[Collected data entries]
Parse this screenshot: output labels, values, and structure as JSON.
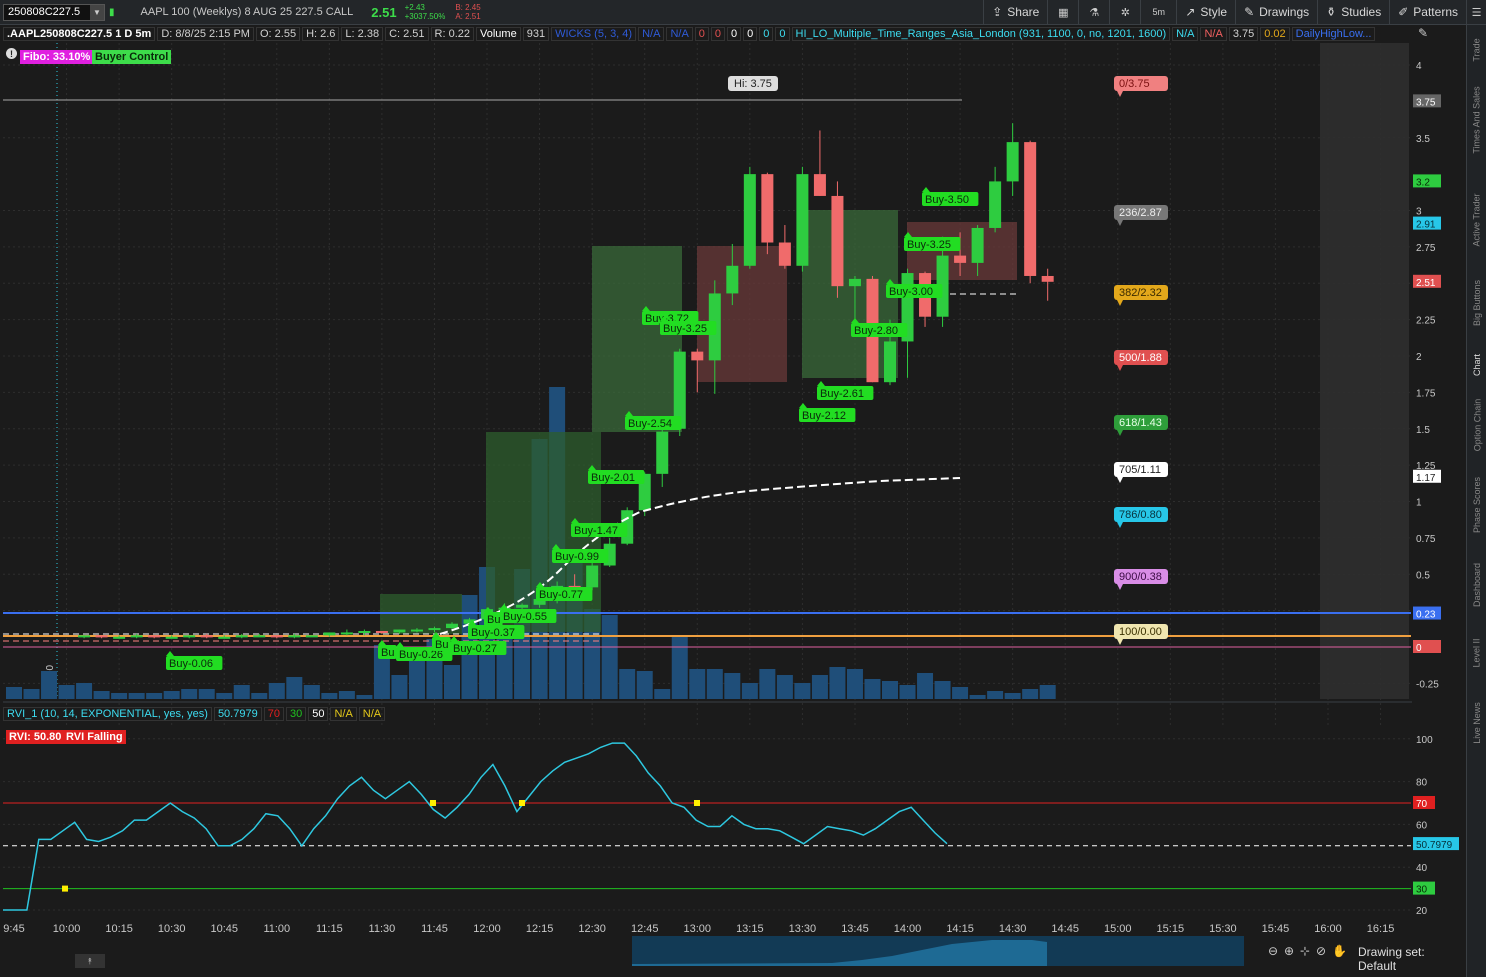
{
  "topbar": {
    "symbol": "250808C227.5",
    "description": "AAPL 100 (Weeklys) 8 AUG 25 227.5 CALL",
    "last": "2.51",
    "change": "+2.43",
    "change_pct": "+3037.50%",
    "bid": "B: 2.45",
    "ask": "A: 2.51",
    "share_label": "Share",
    "timeframe_label": "5m",
    "style_label": "Style",
    "drawings_label": "Drawings",
    "studies_label": "Studies",
    "patterns_label": "Patterns"
  },
  "side_tabs": [
    "Trade",
    "Times And Sales",
    "Active Trader",
    "Big Buttons",
    "Chart",
    "Option Chain",
    "Phase Scores",
    "Dashboard",
    "Level II",
    "Live News"
  ],
  "study_row": {
    "symbol_period": ".AAPL250808C227.5 1 D 5m",
    "date": "D: 8/8/25 2:15 PM",
    "open": "O: 2.55",
    "high": "H: 2.6",
    "low": "L: 2.38",
    "close": "C: 2.51",
    "range": "R: 0.22",
    "volume_label": "Volume",
    "volume_value": "931",
    "wicks": "WICKS (5, 3, 4)",
    "na1": "N/A",
    "na2": "N/A",
    "zeros": [
      "0",
      "0",
      "0",
      "0",
      "0",
      "0"
    ],
    "hilo": "HI_LO_Multiple_Time_Ranges_Asia_London (931, 1100, 0, no, 1201, 1600)",
    "na3": "N/A",
    "na4": "N/A",
    "v375": "3.75",
    "v002": "0.02",
    "daily": "DailyHighLow..."
  },
  "badges": {
    "fibo": "Fibo: 33.10%",
    "buyer": "Buyer Control"
  },
  "price_axis": {
    "ticks": [
      "4",
      "3.5",
      "3",
      "2.75",
      "2.5",
      "2.25",
      "2",
      "1.75",
      "1.5",
      "1.25",
      "1",
      "0.75",
      "0.5",
      "0.25",
      "0",
      "-0.25"
    ],
    "tags": {
      "hi": "3.75",
      "p32": "3.2",
      "p291": "2.91",
      "last": "2.51",
      "p117": "1.17",
      "p023": "0.23",
      "zero": "0"
    }
  },
  "hi_label": "Hi: 3.75",
  "fib_levels": [
    {
      "label": "0/3.75",
      "color": "#f08080",
      "text": "#7a1010"
    },
    {
      "label": "236/2.87",
      "color": "#777777",
      "text": "#eeeeee"
    },
    {
      "label": "382/2.32",
      "color": "#e3a81b",
      "text": "#3a2a00"
    },
    {
      "label": "500/1.88",
      "color": "#e05050",
      "text": "#ffffff"
    },
    {
      "label": "618/1.43",
      "color": "#2e9e3a",
      "text": "#e8ffe8"
    },
    {
      "label": "705/1.11",
      "color": "#ffffff",
      "text": "#222222"
    },
    {
      "label": "786/0.80",
      "color": "#27c7e8",
      "text": "#08313a"
    },
    {
      "label": "900/0.38",
      "color": "#d98de6",
      "text": "#3b0b44"
    },
    {
      "label": "100/0.00",
      "color": "#f0e6b0",
      "text": "#3a3000"
    }
  ],
  "buy_labels": [
    "Buy-0.06",
    "Bu",
    "Buy-0.26",
    "Bu",
    "Buy-0.27",
    "Buy-0.37",
    "Bu",
    "Buy-0.55",
    "Buy-0.77",
    "Buy-0.99",
    "Buy-1.47",
    "Buy-2.01",
    "Buy-2.54",
    "Buy-3.72",
    "Buy-3.25",
    "Buy-2.12",
    "Buy-2.61",
    "Buy-2.80",
    "Buy-3.00",
    "Buy-3.25",
    "Buy-3.50"
  ],
  "time_marker": "10:00",
  "rvi_row": {
    "name": "RVI_1 (10, 14, EXPONENTIAL, yes, yes)",
    "value": "50.7979",
    "v70": "70",
    "v30": "30",
    "v50": "50",
    "na1": "N/A",
    "na2": "N/A"
  },
  "rvi_badges": {
    "rvi": "RVI: 50.80",
    "falling": "RVI Falling"
  },
  "rvi_axis": {
    "ticks": [
      "100",
      "80",
      "60",
      "40",
      "20"
    ],
    "tags": {
      "t70": "70",
      "value": "50.7979",
      "t30": "30"
    }
  },
  "time_axis": [
    "9:45",
    "10:00",
    "10:15",
    "10:30",
    "10:45",
    "11:00",
    "11:15",
    "11:30",
    "11:45",
    "12:00",
    "12:15",
    "12:30",
    "12:45",
    "13:00",
    "13:15",
    "13:30",
    "13:45",
    "14:00",
    "14:15",
    "14:30",
    "14:45",
    "15:00",
    "15:15",
    "15:30",
    "15:45",
    "16:00",
    "16:15"
  ],
  "drawing_set": "Drawing set: Default",
  "colors": {
    "up": "#2ecc40",
    "down": "#f06b6b",
    "volume": "#1f4e79",
    "rvi_line": "#2ec8e0",
    "level_blue": "#3a6ff0",
    "level_orange": "#f0a040",
    "rvi_70": "#e02020",
    "rvi_30": "#20c020"
  }
}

• PROBLEM TO SOLVE:
Quote in full the listing given above; the images are to be left out.

• TASK ANSWER:
Parse this screenshot: output labels, values, and structure as JSON.
{
  "topbar": {
    "symbol": "250808C227.5",
    "description": "AAPL 100 (Weeklys) 8 AUG 25 227.5 CALL",
    "last": "2.51",
    "change": "+2.43",
    "change_pct": "+3037.50%",
    "bid": "B: 2.45",
    "ask": "A: 2.51",
    "share_label": "Share",
    "timeframe_label": "5m",
    "style_label": "Style",
    "drawings_label": "Drawings",
    "studies_label": "Studies",
    "patterns_label": "Patterns"
  },
  "side_tabs": [
    "Trade",
    "Times And Sales",
    "Active Trader",
    "Big Buttons",
    "Chart",
    "Option Chain",
    "Phase Scores",
    "Dashboard",
    "Level II",
    "Live News"
  ],
  "study_row": {
    "symbol_period": ".AAPL250808C227.5 1 D 5m",
    "date": "D: 8/8/25 2:15 PM",
    "open": "O: 2.55",
    "high": "H: 2.6",
    "low": "L: 2.38",
    "close": "C: 2.51",
    "range": "R: 0.22",
    "volume_label": "Volume",
    "volume_value": "931",
    "wicks": "WICKS (5, 3, 4)",
    "na1": "N/A",
    "na2": "N/A",
    "zeros": [
      "0",
      "0",
      "0",
      "0",
      "0",
      "0"
    ],
    "hilo": "HI_LO_Multiple_Time_Ranges_Asia_London (931, 1100, 0, no, 1201, 1600)",
    "na3": "N/A",
    "na4": "N/A",
    "v375": "3.75",
    "v002": "0.02",
    "daily": "DailyHighLow..."
  },
  "badges": {
    "fibo": "Fibo: 33.10%",
    "buyer": "Buyer Control"
  },
  "price_axis": {
    "ticks": [
      "4",
      "3.5",
      "3",
      "2.75",
      "2.5",
      "2.25",
      "2",
      "1.75",
      "1.5",
      "1.25",
      "1",
      "0.75",
      "0.5",
      "0.25",
      "0",
      "-0.25"
    ],
    "tags": {
      "hi": "3.75",
      "p32": "3.2",
      "p291": "2.91",
      "last": "2.51",
      "p117": "1.17",
      "p023": "0.23",
      "zero": "0"
    }
  },
  "hi_label": "Hi: 3.75",
  "fib_levels": [
    {
      "label": "0/3.75",
      "color": "#f08080",
      "text": "#7a1010"
    },
    {
      "label": "236/2.87",
      "color": "#777777",
      "text": "#eeeeee"
    },
    {
      "label": "382/2.32",
      "color": "#e3a81b",
      "text": "#3a2a00"
    },
    {
      "label": "500/1.88",
      "color": "#e05050",
      "text": "#ffffff"
    },
    {
      "label": "618/1.43",
      "color": "#2e9e3a",
      "text": "#e8ffe8"
    },
    {
      "label": "705/1.11",
      "color": "#ffffff",
      "text": "#222222"
    },
    {
      "label": "786/0.80",
      "color": "#27c7e8",
      "text": "#08313a"
    },
    {
      "label": "900/0.38",
      "color": "#d98de6",
      "text": "#3b0b44"
    },
    {
      "label": "100/0.00",
      "color": "#f0e6b0",
      "text": "#3a3000"
    }
  ],
  "buy_labels": [
    "Buy-0.06",
    "Bu",
    "Buy-0.26",
    "Bu",
    "Buy-0.27",
    "Buy-0.37",
    "Bu",
    "Buy-0.55",
    "Buy-0.77",
    "Buy-0.99",
    "Buy-1.47",
    "Buy-2.01",
    "Buy-2.54",
    "Buy-3.72",
    "Buy-3.25",
    "Buy-2.12",
    "Buy-2.61",
    "Buy-2.80",
    "Buy-3.00",
    "Buy-3.25",
    "Buy-3.50"
  ],
  "time_marker": "10:00",
  "rvi_row": {
    "name": "RVI_1 (10, 14, EXPONENTIAL, yes, yes)",
    "value": "50.7979",
    "v70": "70",
    "v30": "30",
    "v50": "50",
    "na1": "N/A",
    "na2": "N/A"
  },
  "rvi_badges": {
    "rvi": "RVI: 50.80",
    "falling": "RVI Falling"
  },
  "rvi_axis": {
    "ticks": [
      "100",
      "80",
      "60",
      "40",
      "20"
    ],
    "tags": {
      "t70": "70",
      "value": "50.7979",
      "t30": "30"
    }
  },
  "time_axis": [
    "9:45",
    "10:00",
    "10:15",
    "10:30",
    "10:45",
    "11:00",
    "11:15",
    "11:30",
    "11:45",
    "12:00",
    "12:15",
    "12:30",
    "12:45",
    "13:00",
    "13:15",
    "13:30",
    "13:45",
    "14:00",
    "14:15",
    "14:30",
    "14:45",
    "15:00",
    "15:15",
    "15:30",
    "15:45",
    "16:00",
    "16:15"
  ],
  "drawing_set": "Drawing set: Default",
  "colors": {
    "up": "#2ecc40",
    "down": "#f06b6b",
    "volume": "#1f4e79",
    "rvi_line": "#2ec8e0",
    "level_blue": "#3a6ff0",
    "level_orange": "#f0a040",
    "rvi_70": "#e02020",
    "rvi_30": "#20c020"
  }
}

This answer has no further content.